→ INSTRUCTION: Reproduce the data in its entirety, exactly as supplied.

── MATERIAL FOR THIS EXERCISE ──

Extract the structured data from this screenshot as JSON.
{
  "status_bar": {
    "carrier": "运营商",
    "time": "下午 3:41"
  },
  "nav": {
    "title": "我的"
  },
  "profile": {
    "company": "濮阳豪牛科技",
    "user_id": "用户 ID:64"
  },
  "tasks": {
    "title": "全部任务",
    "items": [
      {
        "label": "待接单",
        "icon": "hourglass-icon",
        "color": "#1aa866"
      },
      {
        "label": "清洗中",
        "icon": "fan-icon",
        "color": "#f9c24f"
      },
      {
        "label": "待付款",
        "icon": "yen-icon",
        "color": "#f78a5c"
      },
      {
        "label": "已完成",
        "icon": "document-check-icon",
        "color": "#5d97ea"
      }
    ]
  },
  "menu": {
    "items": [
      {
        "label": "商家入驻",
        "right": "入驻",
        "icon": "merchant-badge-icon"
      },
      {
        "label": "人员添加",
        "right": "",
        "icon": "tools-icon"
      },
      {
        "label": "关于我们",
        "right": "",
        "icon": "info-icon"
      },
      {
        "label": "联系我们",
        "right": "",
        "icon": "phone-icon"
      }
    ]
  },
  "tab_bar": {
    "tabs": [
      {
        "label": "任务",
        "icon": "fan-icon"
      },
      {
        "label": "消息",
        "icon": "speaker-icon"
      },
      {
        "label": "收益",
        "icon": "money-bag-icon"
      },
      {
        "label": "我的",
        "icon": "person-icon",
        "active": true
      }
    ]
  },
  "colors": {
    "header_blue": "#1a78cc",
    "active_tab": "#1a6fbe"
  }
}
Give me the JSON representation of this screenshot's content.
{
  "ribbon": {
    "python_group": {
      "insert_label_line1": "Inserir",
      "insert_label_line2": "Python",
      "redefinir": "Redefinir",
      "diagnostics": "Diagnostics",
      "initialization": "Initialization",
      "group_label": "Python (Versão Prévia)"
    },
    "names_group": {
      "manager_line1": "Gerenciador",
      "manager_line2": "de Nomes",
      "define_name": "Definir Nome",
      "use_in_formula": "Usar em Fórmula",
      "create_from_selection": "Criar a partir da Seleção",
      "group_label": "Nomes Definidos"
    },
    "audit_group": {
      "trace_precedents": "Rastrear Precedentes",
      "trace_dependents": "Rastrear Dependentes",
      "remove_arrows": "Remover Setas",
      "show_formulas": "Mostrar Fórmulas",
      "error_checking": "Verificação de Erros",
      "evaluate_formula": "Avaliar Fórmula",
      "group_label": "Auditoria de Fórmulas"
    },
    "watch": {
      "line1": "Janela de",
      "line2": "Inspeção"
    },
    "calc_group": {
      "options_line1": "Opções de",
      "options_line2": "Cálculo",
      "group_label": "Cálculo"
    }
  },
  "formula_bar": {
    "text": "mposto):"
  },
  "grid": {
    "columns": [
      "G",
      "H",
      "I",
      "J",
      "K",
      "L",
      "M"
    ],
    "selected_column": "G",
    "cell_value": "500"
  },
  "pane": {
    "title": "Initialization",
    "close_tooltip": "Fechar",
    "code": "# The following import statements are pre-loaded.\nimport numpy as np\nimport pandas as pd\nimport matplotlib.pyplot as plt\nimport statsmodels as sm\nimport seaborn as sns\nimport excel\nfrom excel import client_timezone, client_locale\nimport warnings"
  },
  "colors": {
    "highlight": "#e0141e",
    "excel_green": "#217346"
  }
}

───

→ CORRECT OUTPUT:
Extract the structured data from this screenshot as JSON.
{
  "status_bar": {
    "carrier": "运营商",
    "time": "下午 3:41"
  },
  "nav": {
    "title": "我的"
  },
  "profile": {
    "company": "濮阳豪牛科技",
    "user_id": "用户 ID:64"
  },
  "tasks": {
    "title": "全部任务",
    "items": [
      {
        "label": "待接单",
        "icon": "hourglass-icon",
        "color": "#1aa866"
      },
      {
        "label": "清洗中",
        "icon": "fan-icon",
        "color": "#f9c24f"
      },
      {
        "label": "待付款",
        "icon": "yen-icon",
        "color": "#f78a5c"
      },
      {
        "label": "已完成",
        "icon": "document-check-icon",
        "color": "#5d97ea"
      }
    ]
  },
  "menu": {
    "items": [
      {
        "label": "商家入驻",
        "right": "入驻",
        "icon": "merchant-badge-icon"
      },
      {
        "label": "人员添加",
        "right": "",
        "icon": "tools-icon"
      },
      {
        "label": "关于我们",
        "right": "",
        "icon": "info-icon"
      },
      {
        "label": "联系我们",
        "right": "",
        "icon": "phone-icon"
      }
    ]
  },
  "tab_bar": {
    "tabs": [
      {
        "label": "任务",
        "icon": "fan-icon"
      },
      {
        "label": "消息",
        "icon": "speaker-icon"
      },
      {
        "label": "收益",
        "icon": "money-bag-icon"
      },
      {
        "label": "我的",
        "icon": "person-icon",
        "active": true
      }
    ]
  },
  "colors": {
    "header_blue": "#1a78cc",
    "active_tab": "#1a6fbe"
  }
}
Give me the JSON representation of this screenshot's content.
{
  "ribbon": {
    "python_group": {
      "insert_label_line1": "Inserir",
      "insert_label_line2": "Python",
      "redefinir": "Redefinir",
      "diagnostics": "Diagnostics",
      "initialization": "Initialization",
      "group_label": "Python (Versão Prévia)"
    },
    "names_group": {
      "manager_line1": "Gerenciador",
      "manager_line2": "de Nomes",
      "define_name": "Definir Nome",
      "use_in_formula": "Usar em Fórmula",
      "create_from_selection": "Criar a partir da Seleção",
      "group_label": "Nomes Definidos"
    },
    "audit_group": {
      "trace_precedents": "Rastrear Precedentes",
      "trace_dependents": "Rastrear Dependentes",
      "remove_arrows": "Remover Setas",
      "show_formulas": "Mostrar Fórmulas",
      "error_checking": "Verificação de Erros",
      "evaluate_formula": "Avaliar Fórmula",
      "group_label": "Auditoria de Fórmulas"
    },
    "watch": {
      "line1": "Janela de",
      "line2": "Inspeção"
    },
    "calc_group": {
      "options_line1": "Opções de",
      "options_line2": "Cálculo",
      "group_label": "Cálculo"
    }
  },
  "formula_bar": {
    "text": "mposto):"
  },
  "grid": {
    "columns": [
      "G",
      "H",
      "I",
      "J",
      "K",
      "L",
      "M"
    ],
    "selected_column": "G",
    "cell_value": "500"
  },
  "pane": {
    "title": "Initialization",
    "close_tooltip": "Fechar",
    "code": "# The following import statements are pre-loaded.\nimport numpy as np\nimport pandas as pd\nimport matplotlib.pyplot as plt\nimport statsmodels as sm\nimport seaborn as sns\nimport excel\nfrom excel import client_timezone, client_locale\nimport warnings"
  },
  "colors": {
    "highlight": "#e0141e",
    "excel_green": "#217346"
  }
}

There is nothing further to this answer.